• [Task brief]
Look through the material and copy each line holding "name".

Source data:
....

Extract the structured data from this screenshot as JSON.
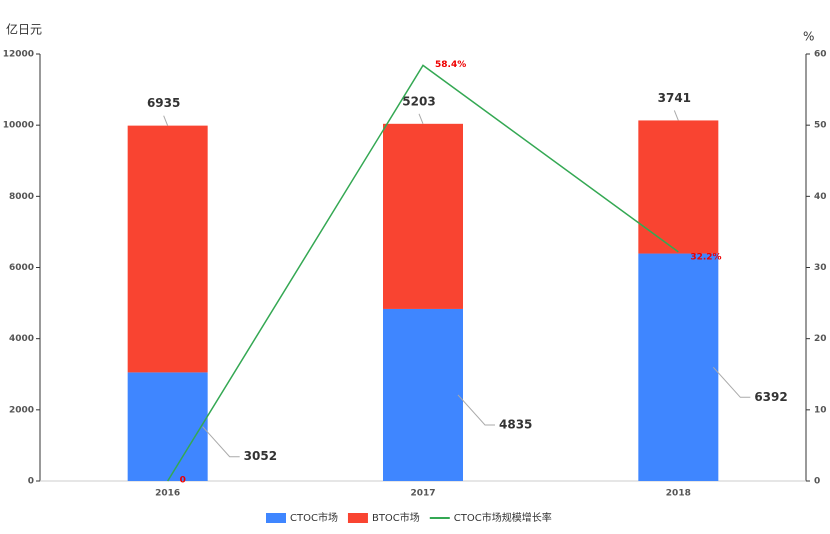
{
  "chart_data": {
    "type": "bar",
    "y_label": "亿日元",
    "y2_label": "%",
    "categories": [
      "2016",
      "2017",
      "2018"
    ],
    "series": [
      {
        "name": "CTOC市场",
        "type": "bar",
        "color": "#3f86ff",
        "values": [
          3052,
          4835,
          6392
        ]
      },
      {
        "name": "BTOC市场",
        "type": "bar",
        "color": "#f94431",
        "values": [
          6935,
          5203,
          3741
        ]
      },
      {
        "name": "CTOC市场规模增长率",
        "type": "line",
        "axis": "y2",
        "color": "#34a853",
        "values": [
          0,
          58.4,
          32.2
        ],
        "value_labels": [
          "0",
          "58.4%",
          "32.2%"
        ]
      }
    ],
    "stacked": true,
    "ylim": [
      0,
      12000
    ],
    "yticks": [
      0,
      2000,
      4000,
      6000,
      8000,
      10000,
      12000
    ],
    "y2lim": [
      0,
      60
    ],
    "y2ticks": [
      0,
      10,
      20,
      30,
      40,
      50,
      60
    ],
    "legend": "bottom"
  }
}
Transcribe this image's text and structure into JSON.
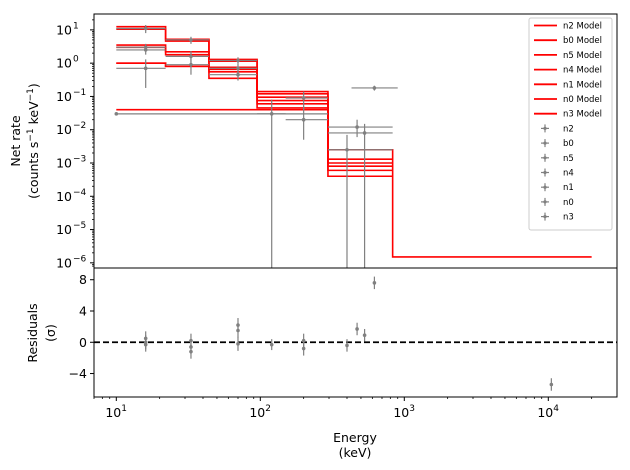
{
  "chart_data": [
    {
      "type": "line",
      "panel": "top",
      "ylabel_line1": "Net rate",
      "ylabel_line2_pre": "(counts s",
      "ylabel_line2_mid": " keV",
      "ylabel_line2_post": ")",
      "ylabel_sup": "−1",
      "xscale": "log",
      "yscale": "log",
      "xlim": [
        7,
        30000
      ],
      "ylim": [
        7e-07,
        30
      ],
      "yticks": [
        {
          "value": 10,
          "base": "10",
          "exp": "1"
        },
        {
          "value": 1,
          "base": "10",
          "exp": "0"
        },
        {
          "value": 0.1,
          "base": "10",
          "exp": "−1"
        },
        {
          "value": 0.01,
          "base": "10",
          "exp": "−2"
        },
        {
          "value": 0.001,
          "base": "10",
          "exp": "−3"
        },
        {
          "value": 0.0001,
          "base": "10",
          "exp": "−4"
        },
        {
          "value": 1e-05,
          "base": "10",
          "exp": "−5"
        },
        {
          "value": 1e-06,
          "base": "10",
          "exp": "−6"
        }
      ],
      "legend": {
        "placement": "top-right",
        "models": [
          "n2 Model",
          "b0 Model",
          "n5 Model",
          "n4 Model",
          "n1 Model",
          "n0 Model",
          "n3 Model"
        ],
        "data": [
          "n2",
          "b0",
          "n5",
          "n4",
          "n1",
          "n0",
          "n3"
        ]
      },
      "model_color": "#ff0000",
      "data_color": "#808080",
      "model_steps": [
        {
          "edges": [
            10,
            22,
            44,
            95,
            295,
            830,
            20000
          ],
          "values": [
            12.5,
            5.2,
            1.3,
            0.14,
            0.0025,
            1.5e-06
          ]
        },
        {
          "edges": [
            10,
            22,
            44,
            95,
            295,
            830
          ],
          "values": [
            10.5,
            4.6,
            1.15,
            0.12,
            0.0013
          ]
        },
        {
          "edges": [
            10,
            22,
            44,
            95,
            295,
            830
          ],
          "values": [
            3.5,
            2.2,
            0.75,
            0.095,
            0.001
          ]
        },
        {
          "edges": [
            10,
            22,
            44,
            95,
            295,
            830
          ],
          "values": [
            3.0,
            1.8,
            0.65,
            0.075,
            0.0008
          ]
        },
        {
          "edges": [
            10,
            22,
            44,
            95,
            295,
            830
          ],
          "values": [
            1.0,
            0.8,
            0.55,
            0.06,
            0.0006
          ]
        },
        {
          "edges": [
            10,
            22,
            44,
            95,
            295,
            830
          ],
          "values": [
            1.0,
            0.8,
            0.35,
            0.045,
            0.0004
          ]
        },
        {
          "edges": [
            10,
            295
          ],
          "values": [
            0.04
          ]
        }
      ],
      "data_points": [
        {
          "x": 16,
          "y": 11,
          "xlo": 10,
          "xhi": 22,
          "ylo": 8,
          "yhi": 14
        },
        {
          "x": 16,
          "y": 3.0,
          "xlo": 10,
          "xhi": 22,
          "ylo": 2.3,
          "yhi": 3.8
        },
        {
          "x": 16,
          "y": 2.5,
          "xlo": 10,
          "xhi": 22,
          "ylo": 1.8,
          "yhi": 3.3
        },
        {
          "x": 16,
          "y": 0.7,
          "xlo": 10,
          "xhi": 22,
          "ylo": 0.18,
          "yhi": 1.3
        },
        {
          "x": 33,
          "y": 5.0,
          "xlo": 22,
          "xhi": 44,
          "ylo": 3.8,
          "yhi": 6.2
        },
        {
          "x": 33,
          "y": 1.6,
          "xlo": 22,
          "xhi": 44,
          "ylo": 1.0,
          "yhi": 2.3
        },
        {
          "x": 33,
          "y": 0.9,
          "xlo": 22,
          "xhi": 44,
          "ylo": 0.45,
          "yhi": 1.5
        },
        {
          "x": 70,
          "y": 1.2,
          "xlo": 44,
          "xhi": 95,
          "ylo": 0.95,
          "yhi": 1.5
        },
        {
          "x": 70,
          "y": 0.7,
          "xlo": 44,
          "xhi": 95,
          "ylo": 0.5,
          "yhi": 0.95
        },
        {
          "x": 70,
          "y": 0.45,
          "xlo": 44,
          "xhi": 95,
          "ylo": 0.3,
          "yhi": 0.6
        },
        {
          "x": 120,
          "y": 0.03,
          "xlo": 95,
          "xhi": 150,
          "ylo": 7e-07,
          "yhi": 0.08
        },
        {
          "x": 200,
          "y": 0.09,
          "xlo": 150,
          "xhi": 295,
          "ylo": 0.04,
          "yhi": 0.14
        },
        {
          "x": 200,
          "y": 0.02,
          "xlo": 150,
          "xhi": 295,
          "ylo": 0.005,
          "yhi": 0.05
        },
        {
          "x": 400,
          "y": 0.0025,
          "xlo": 295,
          "xhi": 830,
          "ylo": 7e-07,
          "yhi": 0.007
        },
        {
          "x": 470,
          "y": 0.012,
          "xlo": 295,
          "xhi": 830,
          "ylo": 0.006,
          "yhi": 0.02
        },
        {
          "x": 530,
          "y": 0.008,
          "xlo": 295,
          "xhi": 830,
          "ylo": 7e-07,
          "yhi": 0.015
        },
        {
          "x": 620,
          "y": 0.18,
          "xlo": 430,
          "xhi": 900,
          "ylo": 0.15,
          "yhi": 0.21
        },
        {
          "x": 10,
          "y": 0.03,
          "xlo": 10,
          "xhi": 295
        }
      ]
    },
    {
      "type": "scatter",
      "panel": "bottom",
      "xlabel_line1": "Energy",
      "xlabel_line2": "(keV)",
      "ylabel_line1": "Residuals",
      "ylabel_line2": "(σ)",
      "xscale": "log",
      "xlim": [
        7,
        30000
      ],
      "ylim": [
        -7,
        9.5
      ],
      "yticks": [
        {
          "value": 8,
          "label": "8"
        },
        {
          "value": 4,
          "label": "4"
        },
        {
          "value": 0,
          "label": "0"
        },
        {
          "value": -4,
          "label": "−4"
        }
      ],
      "xticks": [
        {
          "value": 10,
          "base": "10",
          "exp": "1"
        },
        {
          "value": 100,
          "base": "10",
          "exp": "2"
        },
        {
          "value": 1000,
          "base": "10",
          "exp": "3"
        },
        {
          "value": 10000,
          "base": "10",
          "exp": "4"
        }
      ],
      "zero_line": true,
      "points": [
        {
          "x": 16,
          "y": 0.5,
          "err": 0.9
        },
        {
          "x": 16,
          "y": 0.0,
          "err": 0.9
        },
        {
          "x": 16,
          "y": -0.3,
          "err": 0.9
        },
        {
          "x": 33,
          "y": 0.2,
          "err": 0.9
        },
        {
          "x": 33,
          "y": -0.6,
          "err": 0.9
        },
        {
          "x": 33,
          "y": -1.2,
          "err": 0.9
        },
        {
          "x": 70,
          "y": 2.2,
          "err": 0.9
        },
        {
          "x": 70,
          "y": 1.5,
          "err": 0.9
        },
        {
          "x": 70,
          "y": -0.2,
          "err": 0.9
        },
        {
          "x": 120,
          "y": -0.3,
          "err": 0.7
        },
        {
          "x": 200,
          "y": 0.2,
          "err": 0.9
        },
        {
          "x": 200,
          "y": -0.8,
          "err": 0.9
        },
        {
          "x": 400,
          "y": -0.4,
          "err": 0.8
        },
        {
          "x": 470,
          "y": 1.7,
          "err": 0.8
        },
        {
          "x": 530,
          "y": 0.9,
          "err": 0.8
        },
        {
          "x": 620,
          "y": 7.6,
          "err": 0.8
        },
        {
          "x": 10500,
          "y": -5.4,
          "err": 0.8
        }
      ]
    }
  ]
}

....

• [Answer for the task]
        "name": "CTOC市场",
        "name": "BTOC市场",
        "name": "CTOC市场规模增长率",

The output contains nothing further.